● **LISTED RECORDS**:
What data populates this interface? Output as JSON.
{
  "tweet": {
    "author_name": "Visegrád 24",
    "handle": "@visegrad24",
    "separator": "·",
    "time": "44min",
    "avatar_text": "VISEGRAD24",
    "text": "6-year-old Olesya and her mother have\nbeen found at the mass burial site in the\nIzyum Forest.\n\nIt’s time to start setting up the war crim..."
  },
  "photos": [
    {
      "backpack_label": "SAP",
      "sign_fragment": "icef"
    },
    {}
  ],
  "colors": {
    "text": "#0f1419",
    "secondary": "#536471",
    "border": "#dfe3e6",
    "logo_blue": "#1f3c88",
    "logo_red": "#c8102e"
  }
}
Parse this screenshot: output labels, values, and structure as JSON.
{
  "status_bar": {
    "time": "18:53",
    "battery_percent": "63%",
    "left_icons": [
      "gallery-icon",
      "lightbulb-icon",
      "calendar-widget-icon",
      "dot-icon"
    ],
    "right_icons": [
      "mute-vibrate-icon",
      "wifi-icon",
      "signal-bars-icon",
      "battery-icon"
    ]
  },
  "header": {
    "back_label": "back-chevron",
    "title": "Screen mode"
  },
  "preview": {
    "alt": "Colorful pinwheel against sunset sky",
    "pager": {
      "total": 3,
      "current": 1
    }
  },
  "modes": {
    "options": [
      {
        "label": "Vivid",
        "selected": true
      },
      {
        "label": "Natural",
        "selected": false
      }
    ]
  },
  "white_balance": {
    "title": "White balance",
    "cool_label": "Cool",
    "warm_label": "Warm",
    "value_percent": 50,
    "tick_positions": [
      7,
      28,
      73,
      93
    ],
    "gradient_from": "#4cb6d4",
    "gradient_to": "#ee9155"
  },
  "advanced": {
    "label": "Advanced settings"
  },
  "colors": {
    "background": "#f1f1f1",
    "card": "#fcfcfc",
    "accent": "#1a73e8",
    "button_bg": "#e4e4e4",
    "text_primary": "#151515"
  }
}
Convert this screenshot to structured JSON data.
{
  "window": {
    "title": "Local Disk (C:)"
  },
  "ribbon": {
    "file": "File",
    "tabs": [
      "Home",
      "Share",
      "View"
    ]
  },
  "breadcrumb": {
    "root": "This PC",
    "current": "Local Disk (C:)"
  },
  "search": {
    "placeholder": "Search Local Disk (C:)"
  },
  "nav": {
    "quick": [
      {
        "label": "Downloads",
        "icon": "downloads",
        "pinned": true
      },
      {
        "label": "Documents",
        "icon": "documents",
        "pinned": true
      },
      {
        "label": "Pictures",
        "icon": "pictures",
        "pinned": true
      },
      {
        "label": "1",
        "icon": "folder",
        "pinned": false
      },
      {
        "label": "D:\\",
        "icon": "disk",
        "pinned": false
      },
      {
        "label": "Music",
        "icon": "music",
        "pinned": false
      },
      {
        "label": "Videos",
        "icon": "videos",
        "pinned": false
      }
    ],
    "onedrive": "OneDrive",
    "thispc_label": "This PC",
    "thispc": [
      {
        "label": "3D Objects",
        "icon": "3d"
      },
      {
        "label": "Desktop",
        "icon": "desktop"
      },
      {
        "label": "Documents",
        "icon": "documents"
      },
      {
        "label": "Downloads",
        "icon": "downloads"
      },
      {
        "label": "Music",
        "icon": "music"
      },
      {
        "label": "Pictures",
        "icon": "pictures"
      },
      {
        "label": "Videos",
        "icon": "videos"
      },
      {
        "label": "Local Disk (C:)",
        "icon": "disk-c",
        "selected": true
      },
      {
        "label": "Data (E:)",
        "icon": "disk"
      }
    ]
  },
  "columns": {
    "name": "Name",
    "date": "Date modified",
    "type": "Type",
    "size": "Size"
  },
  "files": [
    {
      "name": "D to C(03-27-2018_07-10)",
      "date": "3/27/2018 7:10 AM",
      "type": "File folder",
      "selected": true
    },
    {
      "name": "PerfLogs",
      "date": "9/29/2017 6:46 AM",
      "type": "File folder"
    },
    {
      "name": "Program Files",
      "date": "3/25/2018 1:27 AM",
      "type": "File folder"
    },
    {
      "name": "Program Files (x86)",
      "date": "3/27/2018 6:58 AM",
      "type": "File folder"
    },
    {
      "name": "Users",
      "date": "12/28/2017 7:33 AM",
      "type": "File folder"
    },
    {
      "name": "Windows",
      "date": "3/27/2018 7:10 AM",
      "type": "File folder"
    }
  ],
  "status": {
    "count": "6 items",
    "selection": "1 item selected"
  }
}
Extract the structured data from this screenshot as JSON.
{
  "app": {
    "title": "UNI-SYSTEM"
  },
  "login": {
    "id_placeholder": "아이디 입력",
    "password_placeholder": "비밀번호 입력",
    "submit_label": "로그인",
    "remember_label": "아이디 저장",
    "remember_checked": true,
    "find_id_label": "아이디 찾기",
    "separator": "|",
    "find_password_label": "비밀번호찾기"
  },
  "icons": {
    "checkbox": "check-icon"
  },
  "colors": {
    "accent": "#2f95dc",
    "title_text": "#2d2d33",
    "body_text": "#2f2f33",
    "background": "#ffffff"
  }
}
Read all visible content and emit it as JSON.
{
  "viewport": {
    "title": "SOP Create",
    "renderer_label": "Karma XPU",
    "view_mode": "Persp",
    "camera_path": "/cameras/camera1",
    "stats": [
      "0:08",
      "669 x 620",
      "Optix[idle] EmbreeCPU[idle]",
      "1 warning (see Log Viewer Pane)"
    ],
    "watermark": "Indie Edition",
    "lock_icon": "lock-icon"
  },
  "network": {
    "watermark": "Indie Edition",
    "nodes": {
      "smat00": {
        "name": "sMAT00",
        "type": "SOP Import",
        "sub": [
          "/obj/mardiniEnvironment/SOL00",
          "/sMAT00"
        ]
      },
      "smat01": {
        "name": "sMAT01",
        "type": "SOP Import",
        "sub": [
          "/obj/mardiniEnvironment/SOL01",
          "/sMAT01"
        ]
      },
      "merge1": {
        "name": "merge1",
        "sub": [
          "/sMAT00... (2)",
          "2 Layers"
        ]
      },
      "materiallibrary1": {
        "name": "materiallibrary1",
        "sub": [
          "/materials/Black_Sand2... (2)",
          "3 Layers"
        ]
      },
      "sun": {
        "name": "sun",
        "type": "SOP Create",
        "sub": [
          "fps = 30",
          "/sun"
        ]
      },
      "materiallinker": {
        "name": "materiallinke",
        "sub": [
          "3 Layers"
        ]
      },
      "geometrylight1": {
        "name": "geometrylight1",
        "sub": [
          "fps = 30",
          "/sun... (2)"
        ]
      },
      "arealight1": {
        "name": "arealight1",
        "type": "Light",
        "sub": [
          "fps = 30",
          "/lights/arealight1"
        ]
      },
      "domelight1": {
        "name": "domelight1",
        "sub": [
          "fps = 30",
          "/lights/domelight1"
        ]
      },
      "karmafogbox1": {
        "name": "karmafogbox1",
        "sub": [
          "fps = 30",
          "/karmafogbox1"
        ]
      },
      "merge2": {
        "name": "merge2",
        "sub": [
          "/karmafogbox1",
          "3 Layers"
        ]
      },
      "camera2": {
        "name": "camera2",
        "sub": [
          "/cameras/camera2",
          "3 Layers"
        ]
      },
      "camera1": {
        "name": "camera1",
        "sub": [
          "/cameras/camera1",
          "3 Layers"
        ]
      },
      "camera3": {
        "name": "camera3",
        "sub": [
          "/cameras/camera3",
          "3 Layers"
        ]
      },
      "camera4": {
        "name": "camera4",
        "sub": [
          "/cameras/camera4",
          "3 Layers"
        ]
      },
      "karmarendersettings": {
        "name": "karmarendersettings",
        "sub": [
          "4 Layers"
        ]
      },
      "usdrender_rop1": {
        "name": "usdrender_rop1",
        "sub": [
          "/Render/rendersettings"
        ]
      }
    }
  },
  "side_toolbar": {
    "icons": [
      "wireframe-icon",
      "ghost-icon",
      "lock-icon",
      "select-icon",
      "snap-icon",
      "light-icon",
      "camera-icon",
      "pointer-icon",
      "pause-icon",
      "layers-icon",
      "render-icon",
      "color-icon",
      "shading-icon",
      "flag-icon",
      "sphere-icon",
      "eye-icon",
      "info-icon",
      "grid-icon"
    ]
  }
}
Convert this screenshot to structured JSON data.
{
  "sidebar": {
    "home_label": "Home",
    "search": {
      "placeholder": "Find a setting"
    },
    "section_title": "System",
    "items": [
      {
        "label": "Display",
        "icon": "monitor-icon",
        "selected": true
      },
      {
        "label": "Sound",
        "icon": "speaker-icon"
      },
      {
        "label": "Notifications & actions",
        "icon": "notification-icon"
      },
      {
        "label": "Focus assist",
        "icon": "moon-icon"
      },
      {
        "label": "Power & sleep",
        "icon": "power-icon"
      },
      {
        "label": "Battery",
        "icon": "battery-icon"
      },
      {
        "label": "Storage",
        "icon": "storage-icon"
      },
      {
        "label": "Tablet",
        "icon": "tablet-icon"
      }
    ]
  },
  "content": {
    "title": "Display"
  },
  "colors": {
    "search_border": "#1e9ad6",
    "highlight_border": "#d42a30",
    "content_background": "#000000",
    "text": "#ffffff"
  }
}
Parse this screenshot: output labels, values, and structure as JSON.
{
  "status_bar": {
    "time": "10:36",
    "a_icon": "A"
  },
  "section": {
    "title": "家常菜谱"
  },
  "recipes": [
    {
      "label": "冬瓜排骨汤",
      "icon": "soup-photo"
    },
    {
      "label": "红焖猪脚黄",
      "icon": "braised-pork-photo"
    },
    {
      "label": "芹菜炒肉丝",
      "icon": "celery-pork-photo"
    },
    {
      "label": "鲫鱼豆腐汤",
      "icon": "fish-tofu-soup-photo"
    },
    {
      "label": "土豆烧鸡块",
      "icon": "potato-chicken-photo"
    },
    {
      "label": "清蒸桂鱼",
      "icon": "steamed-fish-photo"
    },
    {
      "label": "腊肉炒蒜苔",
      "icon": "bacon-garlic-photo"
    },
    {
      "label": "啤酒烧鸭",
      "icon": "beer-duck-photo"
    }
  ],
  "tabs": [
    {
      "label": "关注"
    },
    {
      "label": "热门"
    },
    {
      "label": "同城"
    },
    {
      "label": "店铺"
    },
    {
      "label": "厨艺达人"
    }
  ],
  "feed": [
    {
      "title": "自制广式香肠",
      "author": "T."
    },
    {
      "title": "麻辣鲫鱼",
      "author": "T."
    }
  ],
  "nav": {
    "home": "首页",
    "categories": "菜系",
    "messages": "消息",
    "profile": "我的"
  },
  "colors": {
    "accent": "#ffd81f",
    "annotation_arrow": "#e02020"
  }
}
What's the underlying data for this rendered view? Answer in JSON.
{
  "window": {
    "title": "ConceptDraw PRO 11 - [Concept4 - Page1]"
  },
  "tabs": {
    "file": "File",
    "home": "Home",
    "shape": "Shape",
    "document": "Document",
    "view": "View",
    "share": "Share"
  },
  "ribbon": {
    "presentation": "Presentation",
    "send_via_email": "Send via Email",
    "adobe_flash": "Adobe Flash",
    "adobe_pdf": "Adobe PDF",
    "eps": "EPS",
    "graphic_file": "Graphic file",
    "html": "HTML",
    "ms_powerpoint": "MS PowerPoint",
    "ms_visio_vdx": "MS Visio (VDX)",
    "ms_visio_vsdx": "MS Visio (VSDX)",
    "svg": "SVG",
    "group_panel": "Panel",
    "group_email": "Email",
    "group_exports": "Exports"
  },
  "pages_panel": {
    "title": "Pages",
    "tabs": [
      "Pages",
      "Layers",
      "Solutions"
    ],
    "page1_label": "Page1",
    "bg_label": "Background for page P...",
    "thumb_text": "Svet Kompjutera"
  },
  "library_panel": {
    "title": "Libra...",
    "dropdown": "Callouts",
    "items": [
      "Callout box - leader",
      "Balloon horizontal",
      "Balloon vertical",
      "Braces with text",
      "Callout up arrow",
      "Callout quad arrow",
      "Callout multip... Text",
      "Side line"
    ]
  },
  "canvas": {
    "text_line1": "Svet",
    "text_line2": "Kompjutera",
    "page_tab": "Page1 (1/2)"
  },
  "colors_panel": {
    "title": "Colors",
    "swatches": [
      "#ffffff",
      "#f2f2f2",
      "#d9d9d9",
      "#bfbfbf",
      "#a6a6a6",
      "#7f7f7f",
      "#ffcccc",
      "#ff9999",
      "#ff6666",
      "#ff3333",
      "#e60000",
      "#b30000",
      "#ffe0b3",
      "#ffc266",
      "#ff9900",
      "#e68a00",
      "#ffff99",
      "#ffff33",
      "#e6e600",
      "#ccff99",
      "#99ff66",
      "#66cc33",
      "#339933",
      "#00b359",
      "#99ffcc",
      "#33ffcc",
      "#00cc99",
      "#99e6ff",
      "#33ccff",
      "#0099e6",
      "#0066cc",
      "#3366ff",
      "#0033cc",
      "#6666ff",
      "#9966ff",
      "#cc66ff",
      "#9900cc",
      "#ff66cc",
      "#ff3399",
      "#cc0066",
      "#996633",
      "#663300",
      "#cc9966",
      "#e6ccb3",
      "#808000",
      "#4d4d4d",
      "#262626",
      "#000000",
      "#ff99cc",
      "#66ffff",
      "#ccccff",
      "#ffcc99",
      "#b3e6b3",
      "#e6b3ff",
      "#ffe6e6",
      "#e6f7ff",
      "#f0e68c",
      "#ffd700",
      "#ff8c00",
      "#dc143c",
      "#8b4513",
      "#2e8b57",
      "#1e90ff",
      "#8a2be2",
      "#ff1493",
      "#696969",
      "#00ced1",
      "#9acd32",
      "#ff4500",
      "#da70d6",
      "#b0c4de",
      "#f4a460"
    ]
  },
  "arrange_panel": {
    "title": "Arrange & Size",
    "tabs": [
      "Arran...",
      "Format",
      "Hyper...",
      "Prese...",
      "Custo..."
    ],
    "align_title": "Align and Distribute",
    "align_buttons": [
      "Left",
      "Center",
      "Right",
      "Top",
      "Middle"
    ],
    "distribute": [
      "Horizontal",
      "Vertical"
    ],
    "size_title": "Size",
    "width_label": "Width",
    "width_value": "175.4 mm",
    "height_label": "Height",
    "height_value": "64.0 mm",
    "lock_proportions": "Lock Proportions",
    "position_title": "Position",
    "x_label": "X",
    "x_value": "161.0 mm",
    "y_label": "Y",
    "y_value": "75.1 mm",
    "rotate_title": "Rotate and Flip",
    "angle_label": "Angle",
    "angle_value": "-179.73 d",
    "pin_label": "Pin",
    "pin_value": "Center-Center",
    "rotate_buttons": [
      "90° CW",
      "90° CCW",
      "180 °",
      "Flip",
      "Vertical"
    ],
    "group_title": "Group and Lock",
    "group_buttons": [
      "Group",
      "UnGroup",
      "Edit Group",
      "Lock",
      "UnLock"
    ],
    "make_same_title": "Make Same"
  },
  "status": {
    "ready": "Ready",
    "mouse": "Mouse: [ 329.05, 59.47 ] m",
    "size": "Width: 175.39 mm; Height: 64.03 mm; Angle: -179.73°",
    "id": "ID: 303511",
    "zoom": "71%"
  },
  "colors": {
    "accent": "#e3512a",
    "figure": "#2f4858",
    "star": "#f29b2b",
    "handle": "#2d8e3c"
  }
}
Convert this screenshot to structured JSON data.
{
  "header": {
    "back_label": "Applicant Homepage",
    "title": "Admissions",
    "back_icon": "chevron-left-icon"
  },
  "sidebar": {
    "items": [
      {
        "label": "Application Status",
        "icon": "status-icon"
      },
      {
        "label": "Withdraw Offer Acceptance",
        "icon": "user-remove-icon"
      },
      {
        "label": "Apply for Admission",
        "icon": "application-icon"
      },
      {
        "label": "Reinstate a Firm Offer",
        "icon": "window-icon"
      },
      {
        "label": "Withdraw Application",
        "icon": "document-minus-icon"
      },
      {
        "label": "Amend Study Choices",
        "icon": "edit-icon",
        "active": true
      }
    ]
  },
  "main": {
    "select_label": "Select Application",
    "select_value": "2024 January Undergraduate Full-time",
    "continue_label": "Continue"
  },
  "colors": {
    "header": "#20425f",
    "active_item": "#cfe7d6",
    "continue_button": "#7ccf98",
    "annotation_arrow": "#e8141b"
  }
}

● **GIVEN INSTRUCTION**: From the data above, pick out each line containing "Email" and copy it.

● **SOLUTION TO THE EXERCISE**:
    "send_via_email": "Send via Email",
    "group_email": "Email",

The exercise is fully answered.